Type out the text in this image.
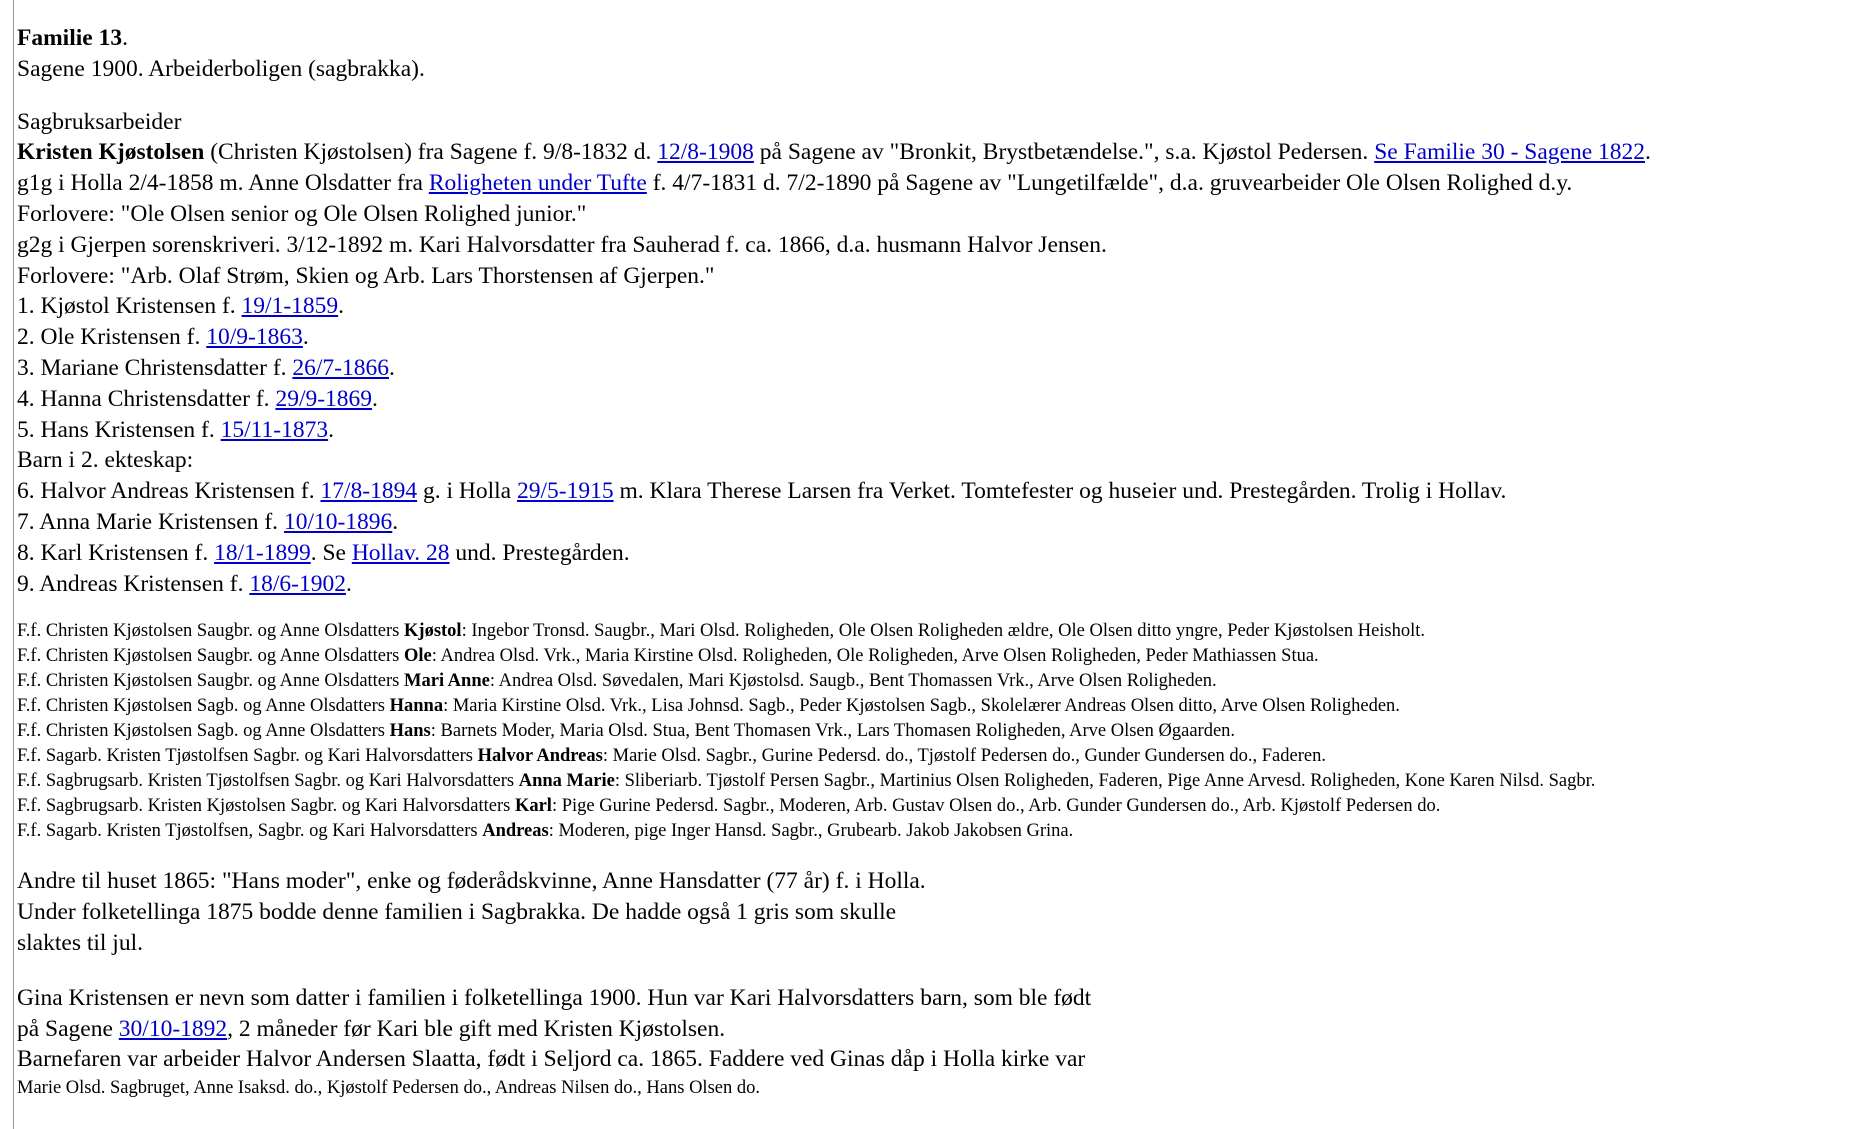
Familie 13.

Sagene 1900. Arbeiderboligen (sagbrakka).

Sagbruksarbeider

Kristen Kjøstolsen (Christen Kjøstolsen) fra Sagene f. 9/8-1832 d. 12/8-1908 på Sagene av "Bronkit, Brystbetændelse.", s.a. Kjøstol Pedersen. Se Familie 30 - Sagene 1822.

g1g i Holla 2/4-1858 m. Anne Olsdatter fra Roligheten under Tufte f. 4/7-1831 d. 7/2-1890 på Sagene av "Lungetilfælde", d.a. gruvearbeider Ole Olsen Rolighed d.y.

Forlovere: "Ole Olsen senior og Ole Olsen Rolighed junior."

g2g i Gjerpen sorenskriveri. 3/12-1892 m. Kari Halvorsdatter fra Sauherad f. ca. 1866, d.a. husmann Halvor Jensen.

Forlovere: "Arb. Olaf Strøm, Skien og Arb. Lars Thorstensen af Gjerpen."

1. Kjøstol Kristensen f. 19/1-1859.

2. Ole Kristensen f. 10/9-1863.

3. Mariane Christensdatter f. 26/7-1866.

4. Hanna Christensdatter f. 29/9-1869.

5. Hans Kristensen f. 15/11-1873.

Barn i 2. ekteskap:

6. Halvor Andreas Kristensen f. 17/8-1894 g. i Holla 29/5-1915 m. Klara Therese Larsen fra Verket. Tomtefester og huseier und. Prestegården. Trolig i Hollav.

7. Anna Marie Kristensen f. 10/10-1896.

8. Karl Kristensen f. 18/1-1899. Se Hollav. 28 und. Prestegården.

9. Andreas Kristensen f. 18/6-1902.

F.f. Christen Kjøstolsen Saugbr. og Anne Olsdatters Kjøstol: Ingebor Tronsd. Saugbr., Mari Olsd. Roligheden, Ole Olsen Roligheden ældre, Ole Olsen ditto yngre, Peder Kjøstolsen Heisholt.

F.f. Christen Kjøstolsen Saugbr. og Anne Olsdatters Ole: Andrea Olsd. Vrk., Maria Kirstine Olsd. Roligheden, Ole Roligheden, Arve Olsen Roligheden, Peder Mathiassen Stua.

F.f. Christen Kjøstolsen Saugbr. og Anne Olsdatters Mari Anne: Andrea Olsd. Søvedalen, Mari Kjøstolsd. Saugb., Bent Thomassen Vrk., Arve Olsen Roligheden.

F.f. Christen Kjøstolsen Sagb. og Anne Olsdatters Hanna: Maria Kirstine Olsd. Vrk., Lisa Johnsd. Sagb., Peder Kjøstolsen Sagb., Skolelærer Andreas Olsen ditto, Arve Olsen Roligheden.

F.f. Christen Kjøstolsen Sagb. og Anne Olsdatters Hans: Barnets Moder, Maria Olsd. Stua, Bent Thomasen Vrk., Lars Thomasen Roligheden, Arve Olsen Øgaarden.

F.f. Sagarb. Kristen Tjøstolfsen Sagbr. og Kari Halvorsdatters Halvor Andreas: Marie Olsd. Sagbr., Gurine Pedersd. do., Tjøstolf Pedersen do., Gunder Gundersen do., Faderen.

F.f. Sagbrugsarb. Kristen Tjøstolfsen Sagbr. og Kari Halvorsdatters Anna Marie: Sliberiarb. Tjøstolf Persen Sagbr., Martinius Olsen Roligheden, Faderen, Pige Anne Arvesd. Roligheden, Kone Karen Nilsd. Sagbr.

F.f. Sagbrugsarb. Kristen Kjøstolsen Sagbr. og Kari Halvorsdatters Karl: Pige Gurine Pedersd. Sagbr., Moderen, Arb. Gustav Olsen do., Arb. Gunder Gundersen do., Arb. Kjøstolf Pedersen do.

F.f. Sagarb. Kristen Tjøstolfsen, Sagbr. og Kari Halvorsdatters Andreas: Moderen, pige Inger Hansd. Sagbr., Grubearb. Jakob Jakobsen Grina.

Andre til huset 1865: "Hans moder", enke og føderådskvinne, Anne Hansdatter (77 år) f. i Holla.

Under folketellinga 1875 bodde denne familien i Sagbrakka. De hadde også 1 gris som skulle

slaktes til jul.

Gina Kristensen er nevn som datter i familien i folketellinga 1900. Hun var Kari Halvorsdatters barn, som ble født

på Sagene 30/10-1892, 2 måneder før Kari ble gift med Kristen Kjøstolsen.

Barnefaren var arbeider Halvor Andersen Slaatta, født i Seljord ca. 1865. Faddere ved Ginas dåp i Holla kirke var

Marie Olsd. Sagbruget, Anne Isaksd. do., Kjøstolf Pedersen do., Andreas Nilsen do., Hans Olsen do.
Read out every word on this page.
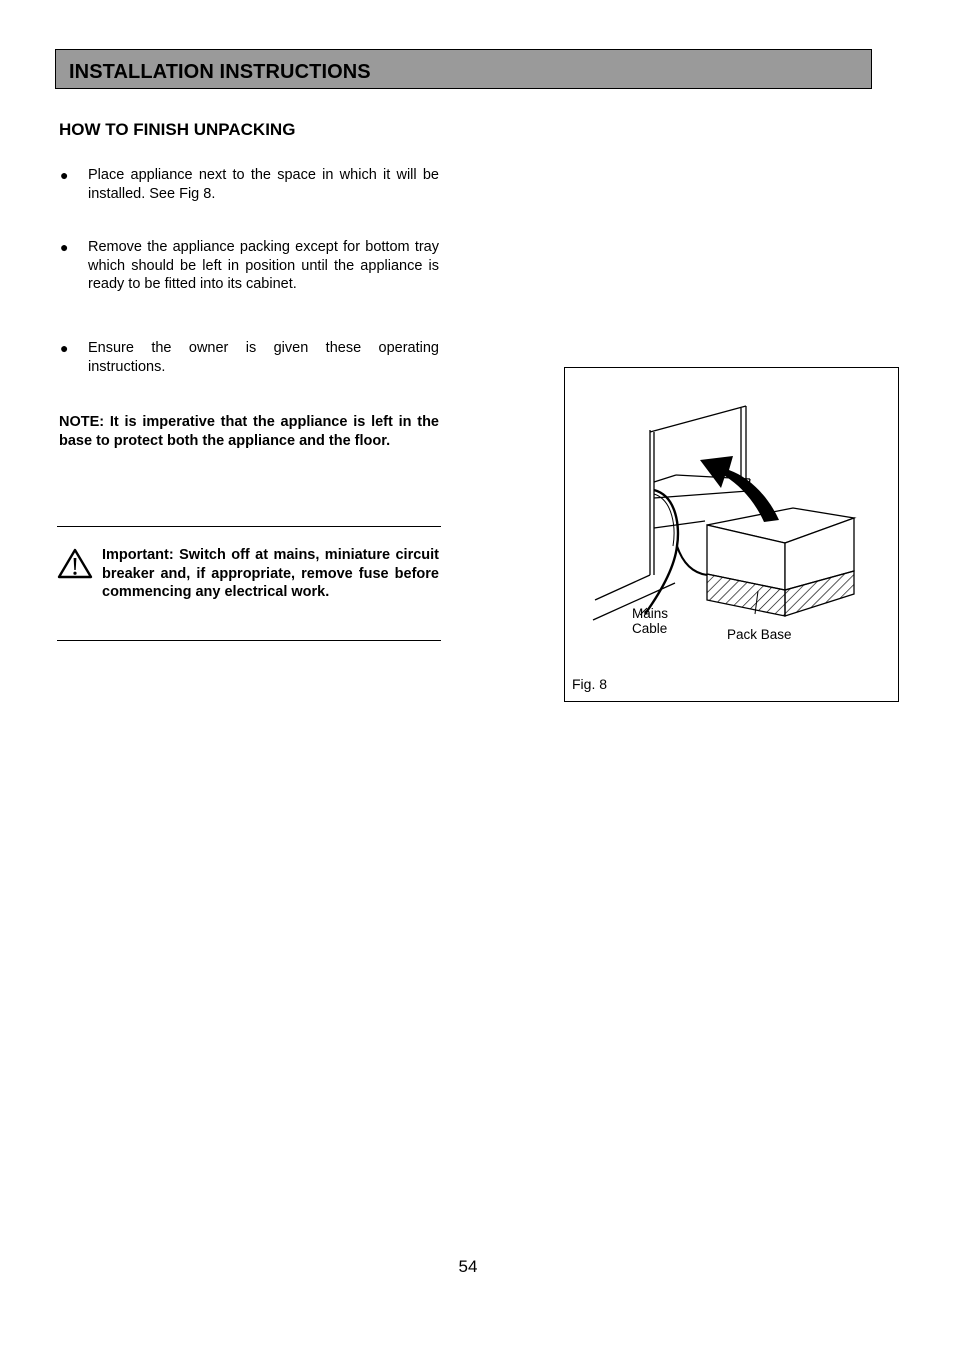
INSTALLATION INSTRUCTIONS
HOW TO FINISH UNPACKING
● Place appliance next to the space in which it will be installed. See Fig 8.
● Remove the appliance packing except for bottom tray which should be left in position until the appliance is ready to be fitted into its cabinet.
● Ensure the owner is given these operating instructions.
NOTE: It is imperative that the appliance is left in the base to protect both the appliance and the floor.
Important: Switch off at mains, miniature circuit breaker and, if appropriate, remove fuse before commencing any electrical work.
Mains
Cable	Pack Base
Fig. 8
54
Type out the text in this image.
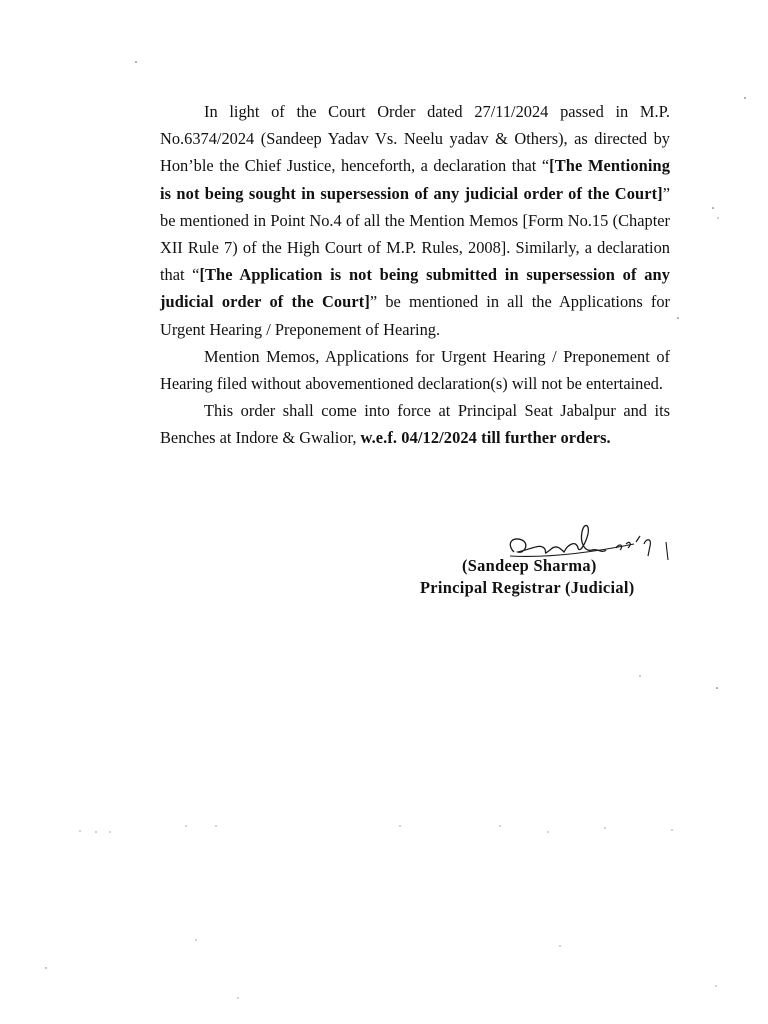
In light of the Court Order dated 27/11/2024 passed in M.P. No.6374/2024 (Sandeep Yadav Vs. Neelu yadav & Others), as directed by Hon’ble the Chief Justice, henceforth, a declaration that “[The Mentioning is not being sought in supersession of any judicial order of the Court]” be mentioned in Point No.4 of all the Mention Memos [Form No.15 (Chapter XII Rule 7) of the High Court of M.P. Rules, 2008]. Similarly, a declaration that “[The Application is not being submitted in supersession of any judicial order of the Court]” be mentioned in all the Applications for Urgent Hearing / Preponement of Hearing.

Mention Memos, Applications for Urgent Hearing / Preponement of Hearing filed without abovementioned declaration(s) will not be entertained.

This order shall come into force at Principal Seat Jabalpur and its Benches at Indore & Gwalior, w.e.f. 04/12/2024 till further orders.

(Sandeep Sharma)
Principal Registrar (Judicial)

==============================

The pictures should not appear in the copy; every other part of the records above must be returned exactly.

- Output below -
Type out the text in this image.
Familie 13.

Sagene 1900. Arbeiderboligen (sagbrakka).

Sagbruksarbeider

Kristen Kjøstolsen (Christen Kjøstolsen) fra Sagene f. 9/8-1832 d. 12/8-1908 på Sagene av "Bronkit, Brystbetændelse.", s.a. Kjøstol Pedersen. Se Familie 30 - Sagene 1822.

g1g i Holla 2/4-1858 m. Anne Olsdatter fra Roligheten under Tufte f. 4/7-1831 d. 7/2-1890 på Sagene av "Lungetilfælde", d.a. gruvearbeider Ole Olsen Rolighed d.y.

Forlovere: "Ole Olsen senior og Ole Olsen Rolighed junior."

g2g i Gjerpen sorenskriveri. 3/12-1892 m. Kari Halvorsdatter fra Sauherad f. ca. 1866, d.a. husmann Halvor Jensen.

Forlovere: "Arb. Olaf Strøm, Skien og Arb. Lars Thorstensen af Gjerpen."

1. Kjøstol Kristensen f. 19/1-1859.

2. Ole Kristensen f. 10/9-1863.

3. Mariane Christensdatter f. 26/7-1866.

4. Hanna Christensdatter f. 29/9-1869.

5. Hans Kristensen f. 15/11-1873.

Barn i 2. ekteskap:

6. Halvor Andreas Kristensen f. 17/8-1894 g. i Holla 29/5-1915 m. Klara Therese Larsen fra Verket. Tomtefester og huseier und. Prestegården. Trolig i Hollav.

7. Anna Marie Kristensen f. 10/10-1896.

8. Karl Kristensen f. 18/1-1899. Se Hollav. 28 und. Prestegården.

9. Andreas Kristensen f. 18/6-1902.

F.f. Christen Kjøstolsen Saugbr. og Anne Olsdatters Kjøstol: Ingebor Tronsd. Saugbr., Mari Olsd. Roligheden, Ole Olsen Roligheden ældre, Ole Olsen ditto yngre, Peder Kjøstolsen Heisholt.

F.f. Christen Kjøstolsen Saugbr. og Anne Olsdatters Ole: Andrea Olsd. Vrk., Maria Kirstine Olsd. Roligheden, Ole Roligheden, Arve Olsen Roligheden, Peder Mathiassen Stua.

F.f. Christen Kjøstolsen Saugbr. og Anne Olsdatters Mari Anne: Andrea Olsd. Søvedalen, Mari Kjøstolsd. Saugb., Bent Thomassen Vrk., Arve Olsen Roligheden.

F.f. Christen Kjøstolsen Sagb. og Anne Olsdatters Hanna: Maria Kirstine Olsd. Vrk., Lisa Johnsd. Sagb., Peder Kjøstolsen Sagb., Skolelærer Andreas Olsen ditto, Arve Olsen Roligheden.

F.f. Christen Kjøstolsen Sagb. og Anne Olsdatters Hans: Barnets Moder, Maria Olsd. Stua, Bent Thomasen Vrk., Lars Thomasen Roligheden, Arve Olsen Øgaarden.

F.f. Sagarb. Kristen Tjøstolfsen Sagbr. og Kari Halvorsdatters Halvor Andreas: Marie Olsd. Sagbr., Gurine Pedersd. do., Tjøstolf Pedersen do., Gunder Gundersen do., Faderen.

F.f. Sagbrugsarb. Kristen Tjøstolfsen Sagbr. og Kari Halvorsdatters Anna Marie: Sliberiarb. Tjøstolf Persen Sagbr., Martinius Olsen Roligheden, Faderen, Pige Anne Arvesd. Roligheden, Kone Karen Nilsd. Sagbr.

F.f. Sagbrugsarb. Kristen Kjøstolsen Sagbr. og Kari Halvorsdatters Karl: Pige Gurine Pedersd. Sagbr., Moderen, Arb. Gustav Olsen do., Arb. Gunder Gundersen do., Arb. Kjøstolf Pedersen do.

F.f. Sagarb. Kristen Tjøstolfsen, Sagbr. og Kari Halvorsdatters Andreas: Moderen, pige Inger Hansd. Sagbr., Grubearb. Jakob Jakobsen Grina.

Andre til huset 1865: "Hans moder", enke og føderådskvinne, Anne Hansdatter (77 år) f. i Holla.

Under folketellinga 1875 bodde denne familien i Sagbrakka. De hadde også 1 gris som skulle

slaktes til jul.

Gina Kristensen er nevn som datter i familien i folketellinga 1900. Hun var Kari Halvorsdatters barn, som ble født

på Sagene 30/10-1892, 2 måneder før Kari ble gift med Kristen Kjøstolsen.

Barnefaren var arbeider Halvor Andersen Slaatta, født i Seljord ca. 1865. Faddere ved Ginas dåp i Holla kirke var

Marie Olsd. Sagbruget, Anne Isaksd. do., Kjøstolf Pedersen do., Andreas Nilsen do., Hans Olsen do.
Read out every word on this page.
INSTALLATION INSTRUCTIONS
HOW TO FINISH UNPACKING
● Place appliance next to the space in which it will be installed. See Fig 8.
● Remove the appliance packing except for bottom tray which should be left in position until the appliance is ready to be fitted into its cabinet.
● Ensure the owner is given these operating instructions.
NOTE: It is imperative that the appliance is left in the base to protect both the appliance and the floor.
Important: Switch off at mains, miniature circuit breaker and, if appropriate, remove fuse before commencing any electrical work.
Mains
Cable	Pack Base
Fig. 8
54
Type out the text in this image.
In light of the Court Order dated 27/11/2024 passed in M.P. No.6374/2024 (Sandeep Yadav Vs. Neelu yadav & Others), as directed by Hon’ble the Chief Justice, henceforth, a declaration that “[The Mentioning is not being sought in supersession of any judicial order of the Court]” be mentioned in Point No.4 of all the Mention Memos [Form No.15 (Chapter XII Rule 7) of the High Court of M.P. Rules, 2008]. Similarly, a declaration that “[The Application is not being submitted in supersession of any judicial order of the Court]” be mentioned in all the Applications for Urgent Hearing / Preponement of Hearing.

Mention Memos, Applications for Urgent Hearing / Preponement of Hearing filed without abovementioned declaration(s) will not be entertained.

This order shall come into force at Principal Seat Jabalpur and its Benches at Indore & Gwalior, w.e.f. 04/12/2024 till further orders.

(Sandeep Sharma)
Principal Registrar (Judicial)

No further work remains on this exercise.